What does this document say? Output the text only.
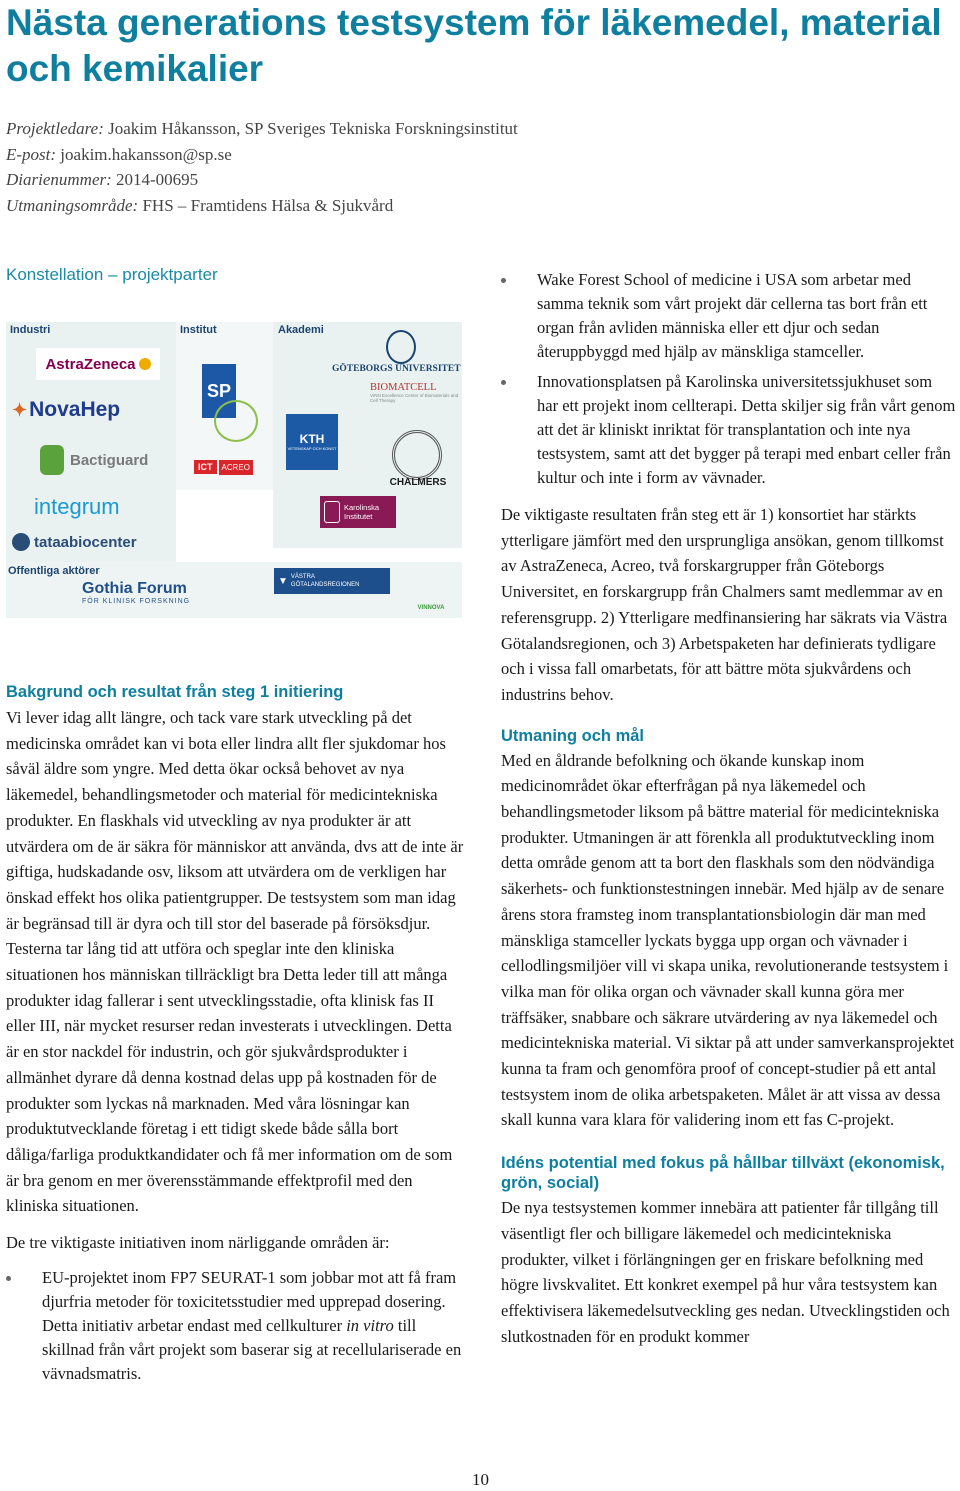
Nästa generations testsystem för läkemedel, material och kemikalier
Projektledare: Joakim Håkansson, SP Sveriges Tekniska Forskningsinstitut
E-post: joakim.hakansson@sp.se
Diarienummer: 2014-00695
Utmaningsområde: FHS – Framtidens Hälsa & Sjukvård
Konstellation – projektparter
Industri	Institut	Akademi
Offentliga aktörer
AstraZeneca
✦ NovaHep
Bactiguard
integrum
tataabiocenter
SP
ICT	ACREO
GÖTEBORGS UNIVERSITET
BIOMATCELL
VINN Excellence Center of Biomaterials and Cell Therapy
KTH
VETENSKAP OCH KONST
CHALMERS
Karolinska Institutet
Gothia Forum
FÖR KLINISK FORSKNING
▼ VÄSTRA GÖTALANDSREGIONEN
VINNOVA
Bakgrund och resultat från steg 1 initiering

Vi lever idag allt längre, och tack vare stark utveckling på det medicinska området kan vi bota eller lindra allt fler sjukdomar hos såväl äldre som yngre. Med detta ökar också behovet av nya läkemedel, behandlingsmetoder och material för medicintekniska produkter. En flaskhals vid utveckling av nya produkter är att utvärdera om de är säkra för människor att använda, dvs att de inte är giftiga, hudskadande osv, liksom att utvärdera om de verkligen har önskad effekt hos olika patientgrupper. De testsystem som man idag är begränsad till är dyra och till stor del baserade på försöksdjur. Testerna tar lång tid att utföra och speglar inte den kliniska situationen hos människan tillräckligt bra Detta leder till att många produkter idag fallerar i sent utvecklingsstadie, ofta klinisk fas II eller III, när mycket resurser redan investerats i utvecklingen. Detta är en stor nackdel för industrin, och gör sjukvårdsprodukter i allmänhet dyrare då denna kostnad delas upp på kostnaden för de produkter som lyckas nå marknaden. Med våra lösningar kan produktutvecklande företag i ett tidigt skede både sålla bort dåliga/farliga produktkandidater och få mer information om de som är bra genom en mer överensstämmande effektprofil med den kliniska situationen.

De tre viktigaste initiativen inom närliggande områden är:

EU-projektet inom FP7 SEURAT-1 som jobbar mot att få fram djurfria metoder för toxicitetsstudier med upprepad dosering. Detta initiativ arbetar endast med cellkulturer in vitro till skillnad från vårt projekt som baserar sig at recellulariserade en vävnadsmatris.
Wake Forest School of medicine i USA som arbetar med samma teknik som vårt projekt där cellerna tas bort från ett organ från avliden människa eller ett djur och sedan återuppbyggd med hjälp av mänskliga stamceller.
Innovationsplatsen på Karolinska universitetssjukhuset som har ett projekt inom cellterapi. Detta skiljer sig från vårt genom att det är kliniskt inriktat för transplantation och inte nya testsystem, samt att det bygger på terapi med enbart celler från kultur och inte i form av vävnader.

De viktigaste resultaten från steg ett är 1) konsortiet har stärkts ytterligare jämfört med den ursprungliga ansökan, genom tillkomst av AstraZeneca, Acreo, två forskargrupper från Göteborgs Universitet, en forskargrupp från Chalmers samt medlemmar av en referensgrupp. 2) Ytterligare medfinansiering har säkrats via Västra Götalandsregionen, och 3) Arbetspaketen har definierats tydligare och i vissa fall omarbetats, för att bättre möta sjukvårdens och industrins behov.

Utmaning och mål

Med en åldrande befolkning och ökande kunskap inom medicinområdet ökar efterfrågan på nya läkemedel och behandlingsmetoder liksom på bättre material för medicintekniska produkter. Utmaningen är att förenkla all produktutveckling inom detta område genom att ta bort den flaskhals som den nödvändiga säkerhets- och funktionstestningen innebär. Med hjälp av de senare årens stora framsteg inom transplantationsbiologin där man med mänskliga stamceller lyckats bygga upp organ och vävnader i cellodlingsmiljöer vill vi skapa unika, revolutionerande testsystem i vilka man för olika organ och vävnader skall kunna göra mer träffsäker, snabbare och säkrare utvärdering av nya läkemedel och medicintekniska material. Vi siktar på att under samverkansprojektet kunna ta fram och genomföra proof of concept-studier på ett antal testsystem inom de olika arbetspaketen. Målet är att vissa av dessa skall kunna vara klara för validering inom ett fas C-projekt.

Idéns potential med fokus på hållbar tillväxt (ekonomisk, grön, social)

De nya testsystemen kommer innebära att patienter får tillgång till väsentligt fler och billigare läkemedel och medicintekniska produkter, vilket i förlängningen ger en friskare befolkning med högre livskvalitet. Ett konkret exempel på hur våra testsystem kan effektivisera läkemedelsutveckling ges nedan. Utvecklingstiden och slutkostnaden för en produkt kommer

10
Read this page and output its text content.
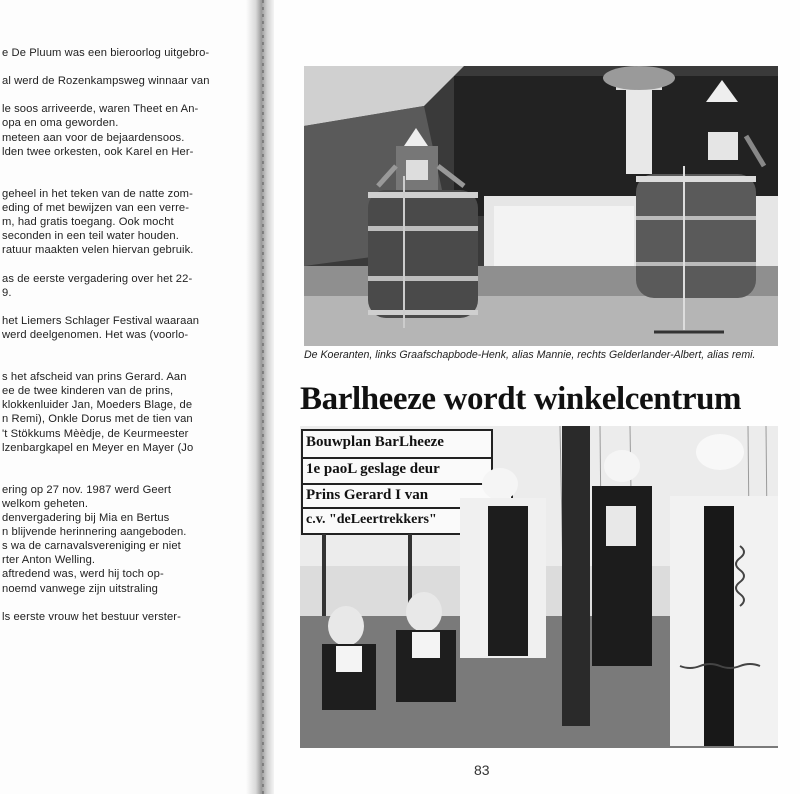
e De Pluum was een bieroorlog uitgebro-
al werd de Rozenkampsweg winnaar van
le soos arriveerde, waren Theet en An-
opa en oma geworden.
meteen aan voor de bejaardensoos.
lden twee orkesten, ook Karel en Her-
geheel in het teken van de natte zom-
eding of met bewijzen van een verre-
m, had gratis toegang. Ook mocht
seconden in een teil water houden.
ratuur maakten velen hiervan gebruik.
as de eerste vergadering over het 22-
9.
het Liemers Schlager Festival waaraan
werd deelgenomen. Het was (voorlo-
s het afscheid van prins Gerard. Aan
ee de twee kinderen van de prins,
klokkenluider Jan, Moeders Blage, de
n Remi), Onkle Dorus met de tien van
't Stökkums Mèèdje, de Keurmeester
lzenbargkapel en Meyer en Mayer (Jo
ering op 27 nov. 1987 werd Geert
welkom geheten.
denvergadering bij Mia en Bertus
n blijvende herinnering aangeboden.
s wa de carnavalsvereniging er niet
rter Anton Welling.
aftredend was, werd hij toch op-
noemd vanwege zijn uitstraling
ls eerste vrouw het bestuur verster-
De Koeranten, links Graafschapbode-Henk, alias Mannie, rechts Gelderlander-Albert, alias remi.
Barlheeze wordt winkelcentrum
Bouwplan BarLheeze
1e paoL geslage deur
Prins Gerard I van
c.v. "deLeertrekkers"
83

Task to complete: Would you give the entries above again verbatim, omitting the images they contain?

Exercise answer:
What does this document say? Output the text only.
Nästa generations testsystem för läkemedel, material och kemikalier
Projektledare: Joakim Håkansson, SP Sveriges Tekniska Forskningsinstitut
E-post: joakim.hakansson@sp.se
Diarienummer: 2014-00695
Utmaningsområde: FHS – Framtidens Hälsa & Sjukvård
Konstellation – projektparter
Industri	Institut	Akademi
Offentliga aktörer
AstraZeneca
✦ NovaHep
Bactiguard
integrum
tataabiocenter
SP
ICT	ACREO
GÖTEBORGS UNIVERSITET
BIOMATCELL
VINN Excellence Center of Biomaterials and Cell Therapy
KTH
VETENSKAP OCH KONST
CHALMERS
Karolinska Institutet
Gothia Forum
FÖR KLINISK FORSKNING
▼ VÄSTRA GÖTALANDSREGIONEN
VINNOVA
Bakgrund och resultat från steg 1 initiering

Vi lever idag allt längre, och tack vare stark utveckling på det medicinska området kan vi bota eller lindra allt fler sjukdomar hos såväl äldre som yngre. Med detta ökar också behovet av nya läkemedel, behandlingsmetoder och material för medicintekniska produkter. En flaskhals vid utveckling av nya produkter är att utvärdera om de är säkra för människor att använda, dvs att de inte är giftiga, hudskadande osv, liksom att utvärdera om de verkligen har önskad effekt hos olika patientgrupper. De testsystem som man idag är begränsad till är dyra och till stor del baserade på försöksdjur. Testerna tar lång tid att utföra och speglar inte den kliniska situationen hos människan tillräckligt bra Detta leder till att många produkter idag fallerar i sent utvecklingsstadie, ofta klinisk fas II eller III, när mycket resurser redan investerats i utvecklingen. Detta är en stor nackdel för industrin, och gör sjukvårdsprodukter i allmänhet dyrare då denna kostnad delas upp på kostnaden för de produkter som lyckas nå marknaden. Med våra lösningar kan produktutvecklande företag i ett tidigt skede både sålla bort dåliga/farliga produktkandidater och få mer information om de som är bra genom en mer överensstämmande effektprofil med den kliniska situationen.

De tre viktigaste initiativen inom närliggande områden är:

EU-projektet inom FP7 SEURAT-1 som jobbar mot att få fram djurfria metoder för toxicitetsstudier med upprepad dosering. Detta initiativ arbetar endast med cellkulturer in vitro till skillnad från vårt projekt som baserar sig at recellulariserade en vävnadsmatris.
Wake Forest School of medicine i USA som arbetar med samma teknik som vårt projekt där cellerna tas bort från ett organ från avliden människa eller ett djur och sedan återuppbyggd med hjälp av mänskliga stamceller.
Innovationsplatsen på Karolinska universitetssjukhuset som har ett projekt inom cellterapi. Detta skiljer sig från vårt genom att det är kliniskt inriktat för transplantation och inte nya testsystem, samt att det bygger på terapi med enbart celler från kultur och inte i form av vävnader.

De viktigaste resultaten från steg ett är 1) konsortiet har stärkts ytterligare jämfört med den ursprungliga ansökan, genom tillkomst av AstraZeneca, Acreo, två forskargrupper från Göteborgs Universitet, en forskargrupp från Chalmers samt medlemmar av en referensgrupp. 2) Ytterligare medfinansiering har säkrats via Västra Götalandsregionen, och 3) Arbetspaketen har definierats tydligare och i vissa fall omarbetats, för att bättre möta sjukvårdens och industrins behov.

Utmaning och mål

Med en åldrande befolkning och ökande kunskap inom medicinområdet ökar efterfrågan på nya läkemedel och behandlingsmetoder liksom på bättre material för medicintekniska produkter. Utmaningen är att förenkla all produktutveckling inom detta område genom att ta bort den flaskhals som den nödvändiga säkerhets- och funktionstestningen innebär. Med hjälp av de senare årens stora framsteg inom transplantationsbiologin där man med mänskliga stamceller lyckats bygga upp organ och vävnader i cellodlingsmiljöer vill vi skapa unika, revolutionerande testsystem i vilka man för olika organ och vävnader skall kunna göra mer träffsäker, snabbare och säkrare utvärdering av nya läkemedel och medicintekniska material. Vi siktar på att under samverkansprojektet kunna ta fram och genomföra proof of concept-studier på ett antal testsystem inom de olika arbetspaketen. Målet är att vissa av dessa skall kunna vara klara för validering inom ett fas C-projekt.

Idéns potential med fokus på hållbar tillväxt (ekonomisk, grön, social)

De nya testsystemen kommer innebära att patienter får tillgång till väsentligt fler och billigare läkemedel och medicintekniska produkter, vilket i förlängningen ger en friskare befolkning med högre livskvalitet. Ett konkret exempel på hur våra testsystem kan effektivisera läkemedelsutveckling ges nedan. Utvecklingstiden och slutkostnaden för en produkt kommer

10
Read this page and output its text content.
e De Pluum was een bieroorlog uitgebro-
al werd de Rozenkampsweg winnaar van
le soos arriveerde, waren Theet en An-
opa en oma geworden.
meteen aan voor de bejaardensoos.
lden twee orkesten, ook Karel en Her-
geheel in het teken van de natte zom-
eding of met bewijzen van een verre-
m, had gratis toegang. Ook mocht
seconden in een teil water houden.
ratuur maakten velen hiervan gebruik.
as de eerste vergadering over het 22-
9.
het Liemers Schlager Festival waaraan
werd deelgenomen. Het was (voorlo-
s het afscheid van prins Gerard. Aan
ee de twee kinderen van de prins,
klokkenluider Jan, Moeders Blage, de
n Remi), Onkle Dorus met de tien van
't Stökkums Mèèdje, de Keurmeester
lzenbargkapel en Meyer en Mayer (Jo
ering op 27 nov. 1987 werd Geert
welkom geheten.
denvergadering bij Mia en Bertus
n blijvende herinnering aangeboden.
s wa de carnavalsvereniging er niet
rter Anton Welling.
aftredend was, werd hij toch op-
noemd vanwege zijn uitstraling
ls eerste vrouw het bestuur verster-
De Koeranten, links Graafschapbode-Henk, alias Mannie, rechts Gelderlander-Albert, alias remi.
Barlheeze wordt winkelcentrum
Bouwplan BarLheeze
1e paoL geslage deur
Prins Gerard I van
c.v. "deLeertrekkers"
83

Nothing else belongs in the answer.